Saved entries
+++

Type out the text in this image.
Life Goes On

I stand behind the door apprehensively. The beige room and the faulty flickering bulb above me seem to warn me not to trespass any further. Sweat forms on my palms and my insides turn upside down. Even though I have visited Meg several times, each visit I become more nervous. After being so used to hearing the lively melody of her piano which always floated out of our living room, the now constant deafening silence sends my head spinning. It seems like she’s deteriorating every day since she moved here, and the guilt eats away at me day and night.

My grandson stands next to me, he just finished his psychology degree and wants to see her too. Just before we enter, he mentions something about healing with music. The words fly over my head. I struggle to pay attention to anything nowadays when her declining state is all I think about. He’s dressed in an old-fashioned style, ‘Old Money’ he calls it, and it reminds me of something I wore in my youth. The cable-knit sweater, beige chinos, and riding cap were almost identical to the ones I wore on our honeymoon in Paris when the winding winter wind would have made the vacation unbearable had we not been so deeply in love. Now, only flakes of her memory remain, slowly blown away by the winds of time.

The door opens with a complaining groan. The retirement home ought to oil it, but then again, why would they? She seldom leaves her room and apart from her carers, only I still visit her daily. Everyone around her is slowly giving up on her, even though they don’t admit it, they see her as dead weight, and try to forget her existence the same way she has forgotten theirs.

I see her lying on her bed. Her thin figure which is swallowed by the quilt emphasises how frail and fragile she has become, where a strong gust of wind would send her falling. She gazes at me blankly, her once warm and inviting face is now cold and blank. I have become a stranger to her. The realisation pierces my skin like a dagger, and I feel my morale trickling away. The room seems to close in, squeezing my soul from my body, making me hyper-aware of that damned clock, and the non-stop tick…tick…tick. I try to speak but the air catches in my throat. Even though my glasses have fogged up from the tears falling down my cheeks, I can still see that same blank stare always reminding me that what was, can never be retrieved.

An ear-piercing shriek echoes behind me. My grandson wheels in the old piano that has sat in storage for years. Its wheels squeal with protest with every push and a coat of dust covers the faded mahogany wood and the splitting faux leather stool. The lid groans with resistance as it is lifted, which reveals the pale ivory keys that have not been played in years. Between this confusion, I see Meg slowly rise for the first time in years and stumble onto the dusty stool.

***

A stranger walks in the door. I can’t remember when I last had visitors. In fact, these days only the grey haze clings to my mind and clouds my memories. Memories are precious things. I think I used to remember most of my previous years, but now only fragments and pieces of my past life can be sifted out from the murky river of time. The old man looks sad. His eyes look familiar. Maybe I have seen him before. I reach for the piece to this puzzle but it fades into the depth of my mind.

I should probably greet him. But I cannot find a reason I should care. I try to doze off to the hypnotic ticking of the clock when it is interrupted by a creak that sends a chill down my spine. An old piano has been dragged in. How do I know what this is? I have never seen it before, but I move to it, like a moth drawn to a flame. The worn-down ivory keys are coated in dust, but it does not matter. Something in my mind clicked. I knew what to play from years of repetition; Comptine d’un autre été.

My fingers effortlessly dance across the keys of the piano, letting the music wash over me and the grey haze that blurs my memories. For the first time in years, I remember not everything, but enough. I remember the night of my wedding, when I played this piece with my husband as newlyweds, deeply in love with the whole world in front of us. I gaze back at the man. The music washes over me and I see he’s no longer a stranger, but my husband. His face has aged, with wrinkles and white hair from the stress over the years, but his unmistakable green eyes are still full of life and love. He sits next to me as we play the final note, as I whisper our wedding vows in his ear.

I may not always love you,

+++

● **Task to carry out**: Quote all of the entries verbatim.

● **Solution for this problem**:
Type out the text in this image.
Life Goes On

I stand behind the door apprehensively. The beige room and the faulty flickering bulb above me seem to warn me not to trespass any further. Sweat forms on my palms and my insides turn upside down. Even though I have visited Meg several times, each visit I become more nervous. After being so used to hearing the lively melody of her piano which always floated out of our living room, the now constant deafening silence sends my head spinning. It seems like she’s deteriorating every day since she moved here, and the guilt eats away at me day and night.

My grandson stands next to me, he just finished his psychology degree and wants to see her too. Just before we enter, he mentions something about healing with music. The words fly over my head. I struggle to pay attention to anything nowadays when her declining state is all I think about. He’s dressed in an old-fashioned style, ‘Old Money’ he calls it, and it reminds me of something I wore in my youth. The cable-knit sweater, beige chinos, and riding cap were almost identical to the ones I wore on our honeymoon in Paris when the winding winter wind would have made the vacation unbearable had we not been so deeply in love. Now, only flakes of her memory remain, slowly blown away by the winds of time.

The door opens with a complaining groan. The retirement home ought to oil it, but then again, why would they? She seldom leaves her room and apart from her carers, only I still visit her daily. Everyone around her is slowly giving up on her, even though they don’t admit it, they see her as dead weight, and try to forget her existence the same way she has forgotten theirs.

I see her lying on her bed. Her thin figure which is swallowed by the quilt emphasises how frail and fragile she has become, where a strong gust of wind would send her falling. She gazes at me blankly, her once warm and inviting face is now cold and blank. I have become a stranger to her. The realisation pierces my skin like a dagger, and I feel my morale trickling away. The room seems to close in, squeezing my soul from my body, making me hyper-aware of that damned clock, and the non-stop tick…tick…tick. I try to speak but the air catches in my throat. Even though my glasses have fogged up from the tears falling down my cheeks, I can still see that same blank stare always reminding me that what was, can never be retrieved.

An ear-piercing shriek echoes behind me. My grandson wheels in the old piano that has sat in storage for years. Its wheels squeal with protest with every push and a coat of dust covers the faded mahogany wood and the splitting faux leather stool. The lid groans with resistance as it is lifted, which reveals the pale ivory keys that have not been played in years. Between this confusion, I see Meg slowly rise for the first time in years and stumble onto the dusty stool.

***

A stranger walks in the door. I can’t remember when I last had visitors. In fact, these days only the grey haze clings to my mind and clouds my memories. Memories are precious things. I think I used to remember most of my previous years, but now only fragments and pieces of my past life can be sifted out from the murky river of time. The old man looks sad. His eyes look familiar. Maybe I have seen him before. I reach for the piece to this puzzle but it fades into the depth of my mind.

I should probably greet him. But I cannot find a reason I should care. I try to doze off to the hypnotic ticking of the clock when it is interrupted by a creak that sends a chill down my spine. An old piano has been dragged in. How do I know what this is? I have never seen it before, but I move to it, like a moth drawn to a flame. The worn-down ivory keys are coated in dust, but it does not matter. Something in my mind clicked. I knew what to play from years of repetition; Comptine d’un autre été.

My fingers effortlessly dance across the keys of the piano, letting the music wash over me and the grey haze that blurs my memories. For the first time in years, I remember not everything, but enough. I remember the night of my wedding, when I played this piece with my husband as newlyweds, deeply in love with the whole world in front of us. I gaze back at the man. The music washes over me and I see he’s no longer a stranger, but my husband. His face has aged, with wrinkles and white hair from the stress over the years, but his unmistakable green eyes are still full of life and love. He sits next to me as we play the final note, as I whisper our wedding vows in his ear.

I may not always love you,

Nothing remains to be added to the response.